**EXTRACTED ENTRIES**
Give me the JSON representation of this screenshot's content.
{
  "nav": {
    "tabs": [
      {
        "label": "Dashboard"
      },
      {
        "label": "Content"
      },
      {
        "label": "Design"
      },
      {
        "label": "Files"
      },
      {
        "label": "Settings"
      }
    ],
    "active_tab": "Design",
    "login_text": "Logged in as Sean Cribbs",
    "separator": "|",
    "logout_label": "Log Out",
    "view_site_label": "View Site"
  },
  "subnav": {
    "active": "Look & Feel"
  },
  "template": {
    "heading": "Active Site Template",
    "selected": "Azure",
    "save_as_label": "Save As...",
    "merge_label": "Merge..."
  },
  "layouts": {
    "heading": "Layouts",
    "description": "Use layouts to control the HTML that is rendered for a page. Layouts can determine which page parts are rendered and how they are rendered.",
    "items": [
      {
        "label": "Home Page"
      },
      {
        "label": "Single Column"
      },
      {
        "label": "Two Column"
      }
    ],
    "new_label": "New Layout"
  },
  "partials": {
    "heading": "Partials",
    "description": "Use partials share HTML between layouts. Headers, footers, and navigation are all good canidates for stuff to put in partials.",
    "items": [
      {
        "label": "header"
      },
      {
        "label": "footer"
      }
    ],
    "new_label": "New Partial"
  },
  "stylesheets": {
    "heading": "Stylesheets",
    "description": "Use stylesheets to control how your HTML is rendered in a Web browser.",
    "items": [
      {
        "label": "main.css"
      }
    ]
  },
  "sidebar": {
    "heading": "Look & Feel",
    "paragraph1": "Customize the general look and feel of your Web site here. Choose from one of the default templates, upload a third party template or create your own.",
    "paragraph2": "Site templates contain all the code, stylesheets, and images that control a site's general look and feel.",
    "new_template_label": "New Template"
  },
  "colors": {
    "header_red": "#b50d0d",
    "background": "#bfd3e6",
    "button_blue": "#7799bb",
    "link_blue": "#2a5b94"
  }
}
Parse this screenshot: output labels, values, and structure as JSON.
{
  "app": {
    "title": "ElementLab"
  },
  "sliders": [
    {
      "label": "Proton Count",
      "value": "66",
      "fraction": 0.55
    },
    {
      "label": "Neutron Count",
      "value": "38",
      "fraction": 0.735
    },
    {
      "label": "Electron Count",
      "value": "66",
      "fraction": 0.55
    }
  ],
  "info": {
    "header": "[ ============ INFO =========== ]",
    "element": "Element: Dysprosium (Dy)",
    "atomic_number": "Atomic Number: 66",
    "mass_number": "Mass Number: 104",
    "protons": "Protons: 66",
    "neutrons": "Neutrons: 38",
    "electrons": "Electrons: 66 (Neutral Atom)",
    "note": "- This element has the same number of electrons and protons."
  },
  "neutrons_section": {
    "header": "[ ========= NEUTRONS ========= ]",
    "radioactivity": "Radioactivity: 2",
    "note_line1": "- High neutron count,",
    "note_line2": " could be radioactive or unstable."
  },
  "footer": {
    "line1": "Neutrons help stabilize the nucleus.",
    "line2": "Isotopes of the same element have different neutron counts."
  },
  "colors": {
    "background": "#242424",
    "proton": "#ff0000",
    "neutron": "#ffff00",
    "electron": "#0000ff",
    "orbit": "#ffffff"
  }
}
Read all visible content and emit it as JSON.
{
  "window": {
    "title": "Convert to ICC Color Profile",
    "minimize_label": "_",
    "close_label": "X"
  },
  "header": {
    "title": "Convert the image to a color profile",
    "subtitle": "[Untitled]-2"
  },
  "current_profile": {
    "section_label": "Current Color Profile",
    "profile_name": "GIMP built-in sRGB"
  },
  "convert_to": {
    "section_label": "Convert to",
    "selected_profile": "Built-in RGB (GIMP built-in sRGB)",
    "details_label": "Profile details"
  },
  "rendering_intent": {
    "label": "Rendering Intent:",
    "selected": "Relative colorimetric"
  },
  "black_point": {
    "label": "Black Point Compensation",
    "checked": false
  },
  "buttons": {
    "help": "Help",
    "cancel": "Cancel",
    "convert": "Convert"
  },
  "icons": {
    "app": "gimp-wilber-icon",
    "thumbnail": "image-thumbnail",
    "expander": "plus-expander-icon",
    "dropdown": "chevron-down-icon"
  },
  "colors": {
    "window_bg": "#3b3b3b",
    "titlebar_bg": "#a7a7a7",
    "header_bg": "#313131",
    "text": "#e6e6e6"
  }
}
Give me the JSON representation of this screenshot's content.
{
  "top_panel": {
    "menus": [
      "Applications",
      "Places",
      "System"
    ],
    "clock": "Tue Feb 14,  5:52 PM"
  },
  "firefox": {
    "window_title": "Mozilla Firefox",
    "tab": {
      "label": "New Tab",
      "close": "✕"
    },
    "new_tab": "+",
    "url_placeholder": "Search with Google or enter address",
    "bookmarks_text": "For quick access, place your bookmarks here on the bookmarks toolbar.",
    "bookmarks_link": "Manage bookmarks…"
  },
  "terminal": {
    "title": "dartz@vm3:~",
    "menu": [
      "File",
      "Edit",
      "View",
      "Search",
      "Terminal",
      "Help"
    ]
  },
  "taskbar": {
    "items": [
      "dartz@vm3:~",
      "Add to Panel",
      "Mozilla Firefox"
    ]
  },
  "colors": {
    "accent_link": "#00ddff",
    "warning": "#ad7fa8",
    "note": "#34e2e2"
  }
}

**YOUR OBJECTIVE**
Each record above must be given again exactly.

**REPLY**
Give me the JSON representation of this screenshot's content.
{
  "nav": {
    "tabs": [
      {
        "label": "Dashboard"
      },
      {
        "label": "Content"
      },
      {
        "label": "Design"
      },
      {
        "label": "Files"
      },
      {
        "label": "Settings"
      }
    ],
    "active_tab": "Design",
    "login_text": "Logged in as Sean Cribbs",
    "separator": "|",
    "logout_label": "Log Out",
    "view_site_label": "View Site"
  },
  "subnav": {
    "active": "Look & Feel"
  },
  "template": {
    "heading": "Active Site Template",
    "selected": "Azure",
    "save_as_label": "Save As...",
    "merge_label": "Merge..."
  },
  "layouts": {
    "heading": "Layouts",
    "description": "Use layouts to control the HTML that is rendered for a page. Layouts can determine which page parts are rendered and how they are rendered.",
    "items": [
      {
        "label": "Home Page"
      },
      {
        "label": "Single Column"
      },
      {
        "label": "Two Column"
      }
    ],
    "new_label": "New Layout"
  },
  "partials": {
    "heading": "Partials",
    "description": "Use partials share HTML between layouts. Headers, footers, and navigation are all good canidates for stuff to put in partials.",
    "items": [
      {
        "label": "header"
      },
      {
        "label": "footer"
      }
    ],
    "new_label": "New Partial"
  },
  "stylesheets": {
    "heading": "Stylesheets",
    "description": "Use stylesheets to control how your HTML is rendered in a Web browser.",
    "items": [
      {
        "label": "main.css"
      }
    ]
  },
  "sidebar": {
    "heading": "Look & Feel",
    "paragraph1": "Customize the general look and feel of your Web site here. Choose from one of the default templates, upload a third party template or create your own.",
    "paragraph2": "Site templates contain all the code, stylesheets, and images that control a site's general look and feel.",
    "new_template_label": "New Template"
  },
  "colors": {
    "header_red": "#b50d0d",
    "background": "#bfd3e6",
    "button_blue": "#7799bb",
    "link_blue": "#2a5b94"
  }
}
Parse this screenshot: output labels, values, and structure as JSON.
{
  "app": {
    "title": "ElementLab"
  },
  "sliders": [
    {
      "label": "Proton Count",
      "value": "66",
      "fraction": 0.55
    },
    {
      "label": "Neutron Count",
      "value": "38",
      "fraction": 0.735
    },
    {
      "label": "Electron Count",
      "value": "66",
      "fraction": 0.55
    }
  ],
  "info": {
    "header": "[ ============ INFO =========== ]",
    "element": "Element: Dysprosium (Dy)",
    "atomic_number": "Atomic Number: 66",
    "mass_number": "Mass Number: 104",
    "protons": "Protons: 66",
    "neutrons": "Neutrons: 38",
    "electrons": "Electrons: 66 (Neutral Atom)",
    "note": "- This element has the same number of electrons and protons."
  },
  "neutrons_section": {
    "header": "[ ========= NEUTRONS ========= ]",
    "radioactivity": "Radioactivity: 2",
    "note_line1": "- High neutron count,",
    "note_line2": " could be radioactive or unstable."
  },
  "footer": {
    "line1": "Neutrons help stabilize the nucleus.",
    "line2": "Isotopes of the same element have different neutron counts."
  },
  "colors": {
    "background": "#242424",
    "proton": "#ff0000",
    "neutron": "#ffff00",
    "electron": "#0000ff",
    "orbit": "#ffffff"
  }
}
Read all visible content and emit it as JSON.
{
  "window": {
    "title": "Convert to ICC Color Profile",
    "minimize_label": "_",
    "close_label": "X"
  },
  "header": {
    "title": "Convert the image to a color profile",
    "subtitle": "[Untitled]-2"
  },
  "current_profile": {
    "section_label": "Current Color Profile",
    "profile_name": "GIMP built-in sRGB"
  },
  "convert_to": {
    "section_label": "Convert to",
    "selected_profile": "Built-in RGB (GIMP built-in sRGB)",
    "details_label": "Profile details"
  },
  "rendering_intent": {
    "label": "Rendering Intent:",
    "selected": "Relative colorimetric"
  },
  "black_point": {
    "label": "Black Point Compensation",
    "checked": false
  },
  "buttons": {
    "help": "Help",
    "cancel": "Cancel",
    "convert": "Convert"
  },
  "icons": {
    "app": "gimp-wilber-icon",
    "thumbnail": "image-thumbnail",
    "expander": "plus-expander-icon",
    "dropdown": "chevron-down-icon"
  },
  "colors": {
    "window_bg": "#3b3b3b",
    "titlebar_bg": "#a7a7a7",
    "header_bg": "#313131",
    "text": "#e6e6e6"
  }
}
Give me the JSON representation of this screenshot's content.
{
  "top_panel": {
    "menus": [
      "Applications",
      "Places",
      "System"
    ],
    "clock": "Tue Feb 14,  5:52 PM"
  },
  "firefox": {
    "window_title": "Mozilla Firefox",
    "tab": {
      "label": "New Tab",
      "close": "✕"
    },
    "new_tab": "+",
    "url_placeholder": "Search with Google or enter address",
    "bookmarks_text": "For quick access, place your bookmarks here on the bookmarks toolbar.",
    "bookmarks_link": "Manage bookmarks…"
  },
  "terminal": {
    "title": "dartz@vm3:~",
    "menu": [
      "File",
      "Edit",
      "View",
      "Search",
      "Terminal",
      "Help"
    ]
  },
  "taskbar": {
    "items": [
      "dartz@vm3:~",
      "Add to Panel",
      "Mozilla Firefox"
    ]
  },
  "colors": {
    "accent_link": "#00ddff",
    "warning": "#ad7fa8",
    "note": "#34e2e2"
  }
}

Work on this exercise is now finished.